### Task prompt
Transcribe all of the material exactly, except for its pictures.

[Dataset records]
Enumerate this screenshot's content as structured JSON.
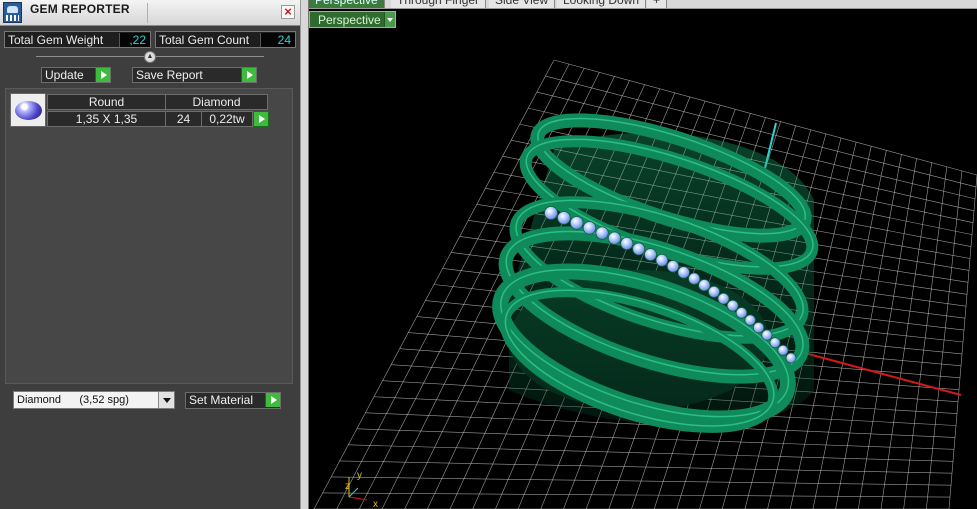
{
  "panel": {
    "title": "GEM REPORTER",
    "close_glyph": "×",
    "icons": {
      "app": "gem-reporter-app-icon",
      "close": "close-icon"
    }
  },
  "stats": {
    "total_gem_weight_label": "Total Gem Weight",
    "total_gem_weight_value": ",22",
    "total_gem_count_label": "Total Gem Count",
    "total_gem_count_value": "24"
  },
  "actions": {
    "update_label": "Update",
    "save_report_label": "Save Report"
  },
  "gem_list": [
    {
      "shape": "Round",
      "material": "Diamond",
      "size": "1,35 X 1,35",
      "count": "24",
      "weight": "0,22tw"
    }
  ],
  "material_picker": {
    "selected": "Diamond      (3,52 spg)",
    "set_material_label": "Set Material"
  },
  "viewport": {
    "tabs": [
      "Perspective",
      "Through Finger",
      "Side View",
      "Looking Down",
      "+"
    ],
    "active_tab": 0,
    "view_dropdown": "Perspective",
    "axes": {
      "x_label": "x",
      "y_label": "y",
      "z_label": "z"
    },
    "colors": {
      "grid": "#cfcfcf",
      "ring": "#0f8a5a",
      "gem": "#a9c8ff",
      "x_axis": "#d21a1a",
      "y_axis": "#2bd5d5",
      "z_axis": "#e0c020"
    }
  }
}
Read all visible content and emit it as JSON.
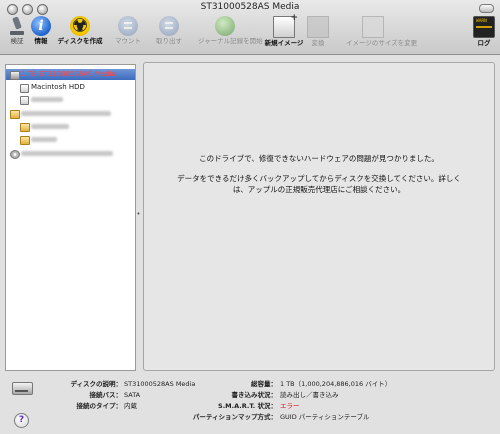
{
  "window": {
    "title": "ST31000528AS Media"
  },
  "toolbar": {
    "items": [
      {
        "label": "検証"
      },
      {
        "label": "情報"
      },
      {
        "label": "ディスクを作成"
      },
      {
        "label": "マウント"
      },
      {
        "label": "取り出す"
      },
      {
        "label": "ジャーナル記録を開始"
      },
      {
        "label": "新規イメージ"
      },
      {
        "label": "変換"
      },
      {
        "label": "イメージのサイズを変更"
      },
      {
        "label": "ログ"
      }
    ]
  },
  "sidebar": {
    "items": [
      {
        "label": "1 TB ST31000528AS Media"
      },
      {
        "label": "Macintosh HDD"
      }
    ]
  },
  "main": {
    "message_line1": "このドライブで、修復できないハードウェアの問題が見つかりました。",
    "message_line2": "データをできるだけ多くバックアップしてからディスクを交換してください。詳しく",
    "message_line3": "は、アップルの正規販売代理店にご相談ください。"
  },
  "info": {
    "desc_label": "ディスクの説明：",
    "desc_value": "ST31000528AS Media",
    "bus_label": "接続バス：",
    "bus_value": "SATA",
    "type_label": "接続のタイプ：",
    "type_value": "内蔵",
    "capacity_label": "総容量：",
    "capacity_value": "1 TB（1,000,204,886,016 バイト）",
    "rw_label": "書き込み状況：",
    "rw_value": "読み出し／書き込み",
    "smart_label": "S.M.A.R.T. 状況：",
    "smart_value": "エラー",
    "partition_label": "パーティションマップ方式：",
    "partition_value": "GUID パーティションテーブル"
  },
  "colors": {
    "error": "#e0161b",
    "selection": "#3d6cc0"
  }
}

### Solution
Enumerate this screenshot's content as structured JSON.
{
  "panel": {
    "title": "GEM REPORTER",
    "close_glyph": "×",
    "icons": {
      "app": "gem-reporter-app-icon",
      "close": "close-icon"
    }
  },
  "stats": {
    "total_gem_weight_label": "Total Gem Weight",
    "total_gem_weight_value": ",22",
    "total_gem_count_label": "Total Gem Count",
    "total_gem_count_value": "24"
  },
  "actions": {
    "update_label": "Update",
    "save_report_label": "Save Report"
  },
  "gem_list": [
    {
      "shape": "Round",
      "material": "Diamond",
      "size": "1,35 X 1,35",
      "count": "24",
      "weight": "0,22tw"
    }
  ],
  "material_picker": {
    "selected": "Diamond      (3,52 spg)",
    "set_material_label": "Set Material"
  },
  "viewport": {
    "tabs": [
      "Perspective",
      "Through Finger",
      "Side View",
      "Looking Down",
      "+"
    ],
    "active_tab": 0,
    "view_dropdown": "Perspective",
    "axes": {
      "x_label": "x",
      "y_label": "y",
      "z_label": "z"
    },
    "colors": {
      "grid": "#cfcfcf",
      "ring": "#0f8a5a",
      "gem": "#a9c8ff",
      "x_axis": "#d21a1a",
      "y_axis": "#2bd5d5",
      "z_axis": "#e0c020"
    }
  }
}
Read all visible content and emit it as JSON.
{
  "window": {
    "title": "ST31000528AS Media"
  },
  "toolbar": {
    "items": [
      {
        "label": "検証"
      },
      {
        "label": "情報"
      },
      {
        "label": "ディスクを作成"
      },
      {
        "label": "マウント"
      },
      {
        "label": "取り出す"
      },
      {
        "label": "ジャーナル記録を開始"
      },
      {
        "label": "新規イメージ"
      },
      {
        "label": "変換"
      },
      {
        "label": "イメージのサイズを変更"
      },
      {
        "label": "ログ"
      }
    ]
  },
  "sidebar": {
    "items": [
      {
        "label": "1 TB ST31000528AS Media"
      },
      {
        "label": "Macintosh HDD"
      }
    ]
  },
  "main": {
    "message_line1": "このドライブで、修復できないハードウェアの問題が見つかりました。",
    "message_line2": "データをできるだけ多くバックアップしてからディスクを交換してください。詳しく",
    "message_line3": "は、アップルの正規販売代理店にご相談ください。"
  },
  "info": {
    "desc_label": "ディスクの説明：",
    "desc_value": "ST31000528AS Media",
    "bus_label": "接続バス：",
    "bus_value": "SATA",
    "type_label": "接続のタイプ：",
    "type_value": "内蔵",
    "capacity_label": "総容量：",
    "capacity_value": "1 TB（1,000,204,886,016 バイト）",
    "rw_label": "書き込み状況：",
    "rw_value": "読み出し／書き込み",
    "smart_label": "S.M.A.R.T. 状況：",
    "smart_value": "エラー",
    "partition_label": "パーティションマップ方式：",
    "partition_value": "GUID パーティションテーブル"
  },
  "colors": {
    "error": "#e0161b",
    "selection": "#3d6cc0"
  }
}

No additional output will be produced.